⟨
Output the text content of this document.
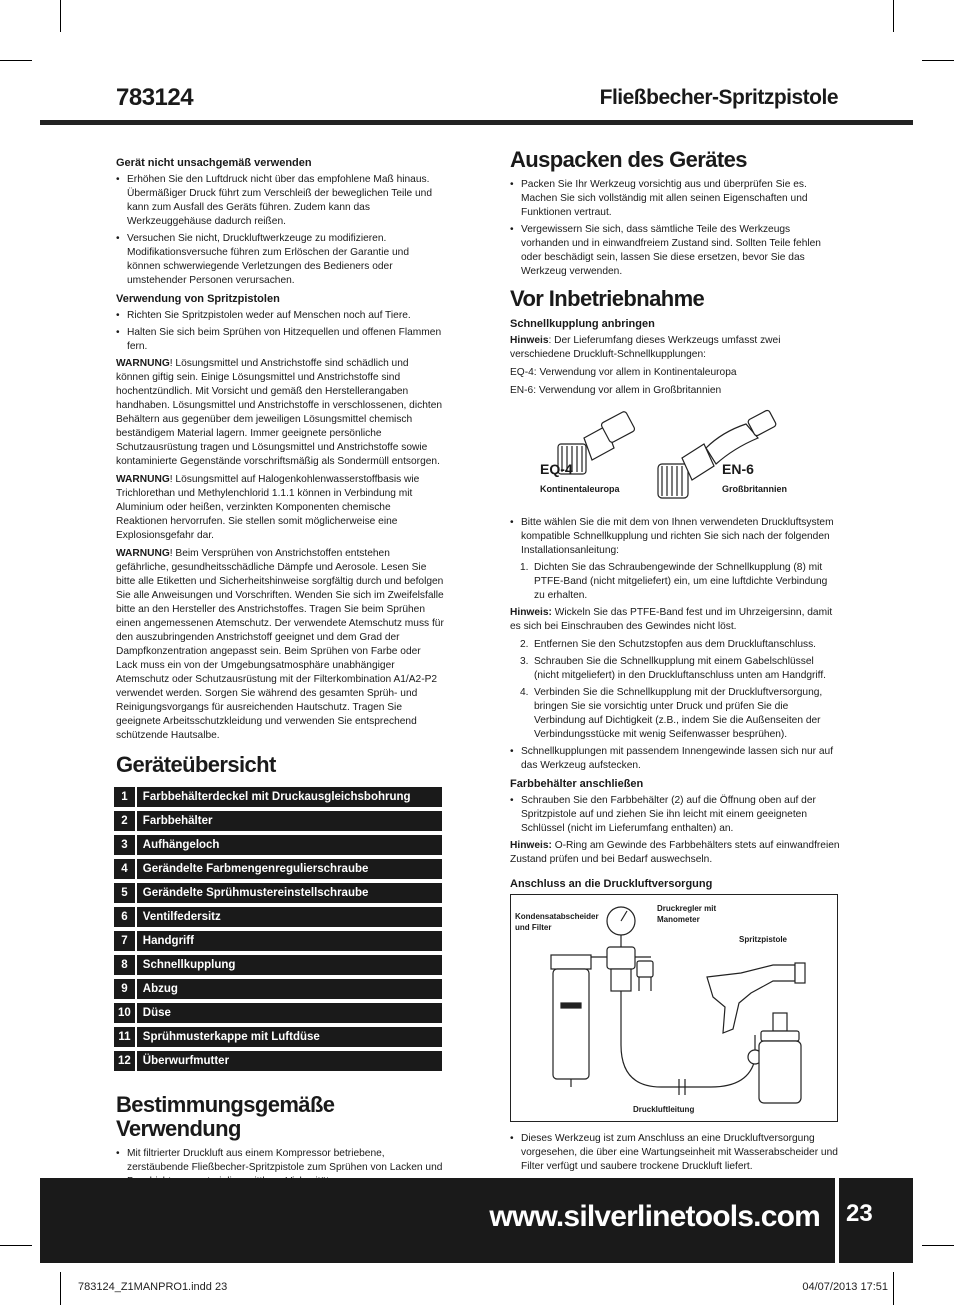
783124	Fließbecher-Spritzpistole

Gerät nicht unsachgemäß verwenden

• Erhöhen Sie den Luftdruck nicht über das empfohlene Maß hinaus. Übermäßiger Druck führt zum Verschleiß der beweglichen Teile und kann zum Ausfall des Geräts führen. Zudem kann das Werkzeuggehäuse dadurch reißen.

• Versuchen Sie nicht, Druckluftwerkzeuge zu modifizieren. Modifikationsversuche führen zum Erlöschen der Garantie und können schwerwiegende Verletzungen des Bedieners oder umstehender Personen verursachen.

Verwendung von Spritzpistolen

• Richten Sie Spritzpistolen weder auf Menschen noch auf Tiere.

• Halten Sie sich beim Sprühen von Hitzequellen und offenen Flammen fern.

WARNUNG! Lösungsmittel und Anstrichstoffe sind schädlich und können giftig sein. Einige Lösungsmittel und Anstrichstoffe sind hochentzündlich. Mit Vorsicht und gemäß den Herstellerangaben handhaben. Lösungsmittel und Anstrichstoffe in verschlossenen, dichten Behältern aus gegenüber dem jeweiligen Lösungsmittel chemisch beständigem Material lagern. Immer geeignete persönliche Schutzausrüstung tragen und Lösungsmittel und Anstrichstoffe sowie kontaminierte Gegenstände vorschriftsmäßig als Sondermüll entsorgen.

WARNUNG! Lösungsmittel auf Halogenkohlenwasserstoffbasis wie Trichlorethan und Methylenchlorid 1.1.1 können in Verbindung mit Aluminium oder heißen, verzinkten Komponenten chemische Reaktionen hervorrufen. Sie stellen somit möglicherweise eine Explosionsgefahr dar.

WARNUNG! Beim Versprühen von Anstrichstoffen entstehen gefährliche, gesundheitsschädliche Dämpfe und Aerosole. Lesen Sie bitte alle Etiketten und Sicherheitshinweise sorgfältig durch und befolgen Sie alle Anweisungen und Vorschriften. Wenden Sie sich im Zweifelsfalle bitte an den Hersteller des Anstrichstoffes. Tragen Sie beim Sprühen einen angemessenen Atemschutz. Der verwendete Atemschutz muss für den auszubringenden Anstrichstoff geeignet und dem Grad der Dampfkonzentration angepasst sein. Beim Sprühen von Farbe oder Lack muss ein von der Umgebungsatmosphäre unabhängiger Atemschutz oder Schutzausrüstung mit der Filterkombination A1/A2-P2 verwendet werden. Sorgen Sie während des gesamten Sprüh- und Reinigungsvorgangs für ausreichenden Hautschutz. Tragen Sie geeignete Arbeitsschutzkleidung und verwenden Sie entsprechend schützende Hautsalbe.

Geräteübersicht

1		Farbbehälterdeckel mit Druckausgleichsbohrung
2		Farbbehälter
3		Aufhängeloch
4		Gerändelte Farbmengenregulierschraube
5		Gerändelte Sprühmustereinstellschraube
6		Ventilfedersitz
7		Handgriff
8		Schnellkupplung
9		Abzug
10		Düse
11		Sprühmusterkappe mit Luftdüse
12		Überwurfmutter

Bestimmungsgemäße
Verwendung

• Mit filtrierter Druckluft aus einem Kompressor betriebene, zerstäubende Fließbecher-Spritzpistole zum Sprühen von Lacken und

Auspacken des Gerätes

• Packen Sie Ihr Werkzeug vorsichtig aus und überprüfen Sie es. Machen Sie sich vollständig mit allen seinen Eigenschaften und Funktionen vertraut.

• Vergewissern Sie sich, dass sämtliche Teile des Werkzeugs vorhanden und in einwandfreiem Zustand sind. Sollten Teile fehlen oder beschädigt sein, lassen Sie diese ersetzen, bevor Sie das Werkzeug verwenden.

Vor Inbetriebnahme

Schnellkupplung anbringen

Hinweis: Der Lieferumfang dieses Werkzeugs umfasst zwei verschiedene Druckluft-Schnellkupplungen:

EQ-4: Verwendung vor allem in Kontinentaleuropa

EN-6: Verwendung vor allem in Großbritannien

EQ-4
Kontinentaleuropa
EN-6
Großbritannien

• Bitte wählen Sie die mit dem von Ihnen verwendeten Druckluftsystem kompatible Schnellkupplung und richten Sie sich nach der folgenden Installationsanleitung:

1. Dichten Sie das Schraubengewinde der Schnellkupplung (8) mit PTFE-Band (nicht mitgeliefert) ein, um eine luftdichte Verbindung zu erhalten.

Hinweis: Wickeln Sie das PTFE-Band fest und im Uhrzeigersinn, damit es sich bei Einschrauben des Gewindes nicht löst.

2. Entfernen Sie den Schutzstopfen aus dem Druckluftanschluss.

3. Schrauben Sie die Schnellkupplung mit einem Gabelschlüssel (nicht mitgeliefert) in den Druckluftanschluss unten am Handgriff.

4. Verbinden Sie die Schnellkupplung mit der Druckluftversorgung, bringen Sie sie vorsichtig unter Druck und prüfen Sie die Verbindung auf Dichtigkeit (z.B., indem Sie die Außenseiten der Verbindungsstücke mit wenig Seifenwasser besprühen).

• Schnellkupplungen mit passendem Innengewinde lassen sich nur auf das Werkzeug aufstecken.

Farbbehälter anschließen

• Schrauben Sie den Farbbehälter (2) auf die Öffnung oben auf der Spritzpistole auf und ziehen Sie ihn leicht mit einem geeigneten Schlüssel (nicht im Lieferumfang enthalten) an.

Hinweis: O-Ring am Gewinde des Farbbehälters stets auf einwandfreien Zustand prüfen und bei Bedarf auswechseln.

Anschluss an die Druckluftversorgung

Kondensatabscheider
und Filter
Druckregler mit
Manometer
Spritzpistole
Druckluftleitung

• Dieses Werkzeug ist zum Anschluss an eine Druckluftversorgung vorgesehen, die über eine Wartungseinheit mit Wasserabscheider und Filter verfügt und saubere trockene Druckluft liefert.

www.silverlinetools.com 23
783124_Z1MANPRO1.indd 23	04/07/2013 17:51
⟩
## [Exercise directions]
Single out each line of the records above with the string "lassen" in it, and copy it.

## [Expected output]
• Vergewissern Sie sich, dass sämtliche Teile des Werkzeugs vorhanden und in einwandfreiem Zustand sind. Sollten Teile fehlen oder beschädigt sein, lassen Sie diese ersetzen, bevor Sie das Werkzeug verwenden.
• Schnellkupplungen mit passendem Innengewinde lassen sich nur auf das Werkzeug aufstecken.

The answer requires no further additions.